**Data records:**
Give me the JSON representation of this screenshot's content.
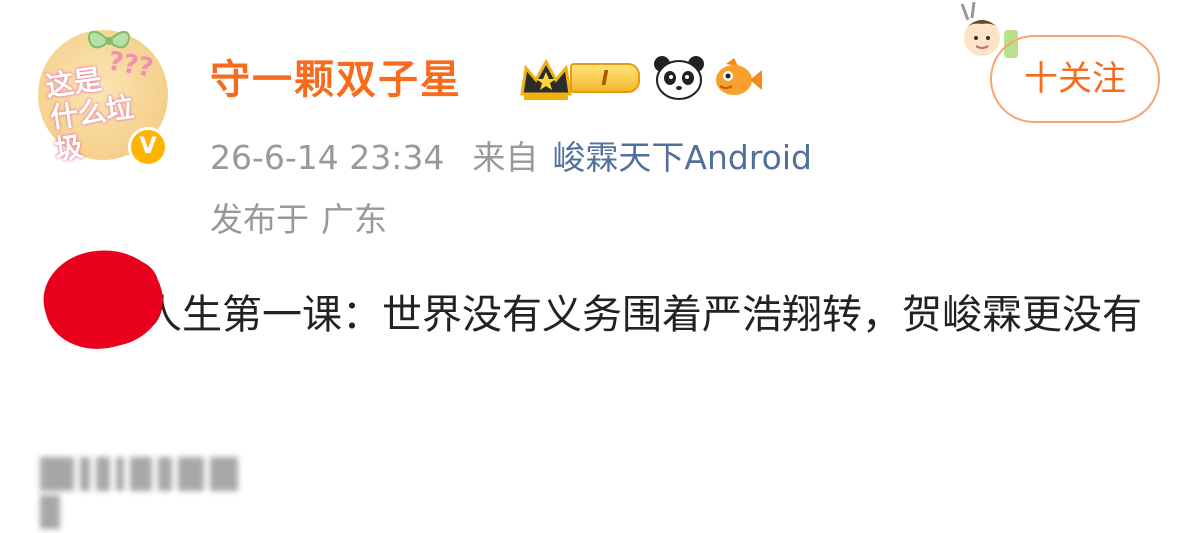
{
  "post": {
    "author": {
      "username": "守一颗双子星",
      "level": "I",
      "verified_icon": "verified-v-icon",
      "badges": [
        "crown-icon",
        "level-badge",
        "panda-icon",
        "fish-icon"
      ]
    },
    "timestamp": "26-6-14 23:34",
    "from_label": "来自",
    "source": "峻霖天下Android",
    "location_label": "发布于",
    "location": "广东",
    "follow_label": "十关注",
    "content": "人生第一课：世界没有义务围着严浩翔转，贺峻霖更没有"
  },
  "colors": {
    "username": "#f86b1d",
    "meta_text": "#999999",
    "source_link": "#52709c",
    "follow_border": "#f8a46e",
    "redaction": "#e8001c"
  }
}
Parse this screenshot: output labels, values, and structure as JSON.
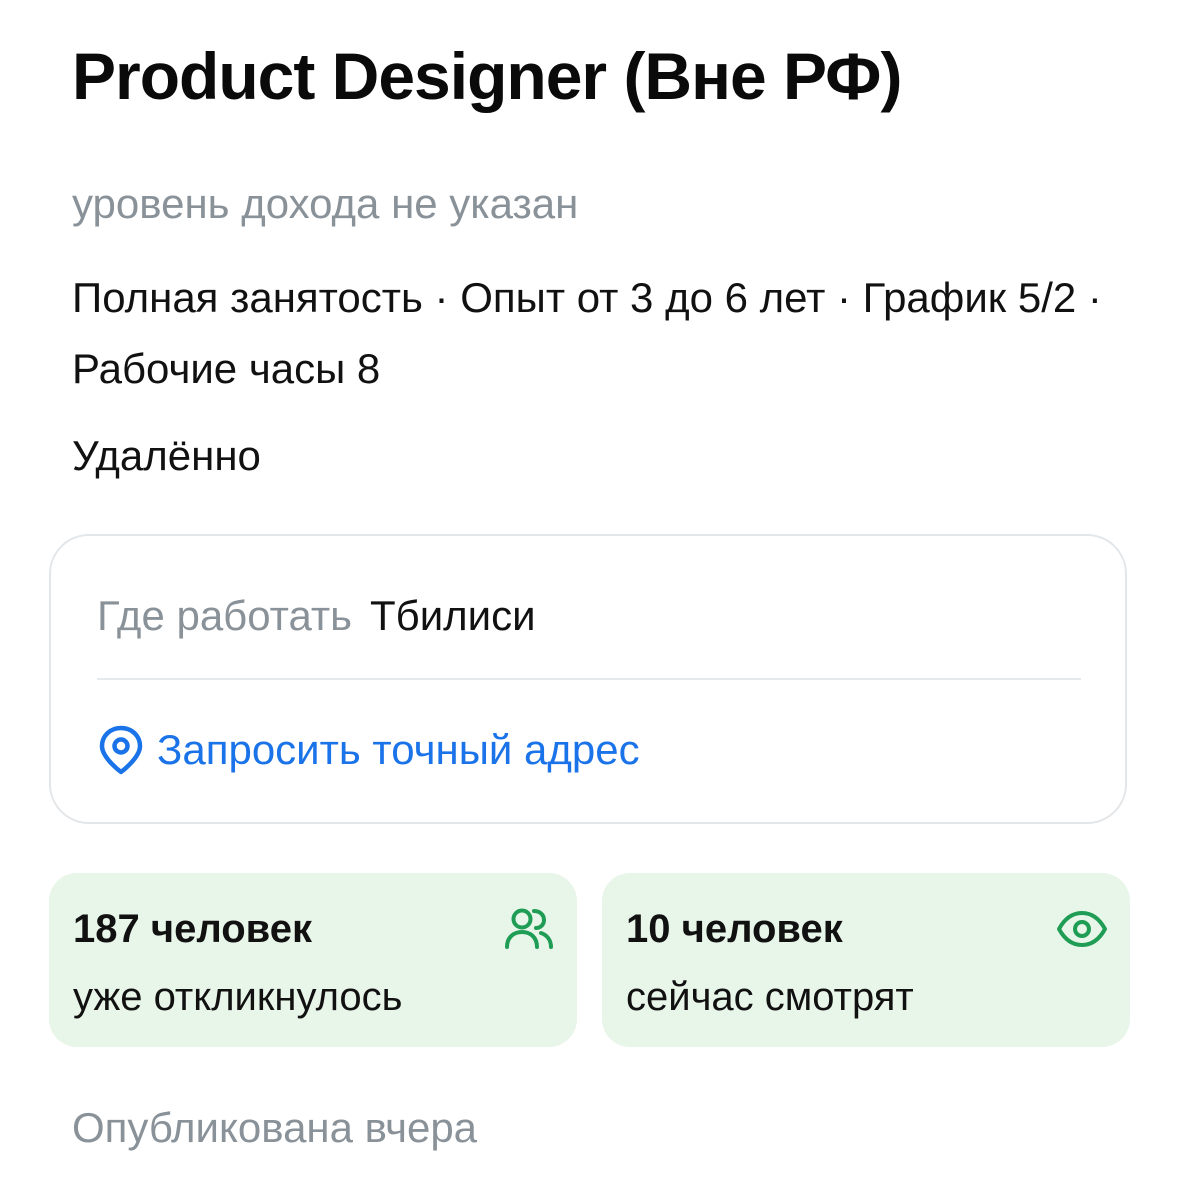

**Written request:**
From the entries above, output every line exactly and omit any image.

**Reply:**
Give me the JSON representation of this screenshot's content.
{
  "post": {
    "author": {
      "username": "守一颗双子星",
      "level": "I",
      "verified_icon": "verified-v-icon",
      "badges": [
        "crown-icon",
        "level-badge",
        "panda-icon",
        "fish-icon"
      ]
    },
    "timestamp": "26-6-14 23:34",
    "from_label": "来自",
    "source": "峻霖天下Android",
    "location_label": "发布于",
    "location": "广东",
    "follow_label": "十关注",
    "content": "人生第一课：世界没有义务围着严浩翔转，贺峻霖更没有"
  },
  "colors": {
    "username": "#f86b1d",
    "meta_text": "#999999",
    "source_link": "#52709c",
    "follow_border": "#f8a46e",
    "redaction": "#e8001c"
  }
}
Parse this screenshot: output labels, values, and structure as JSON.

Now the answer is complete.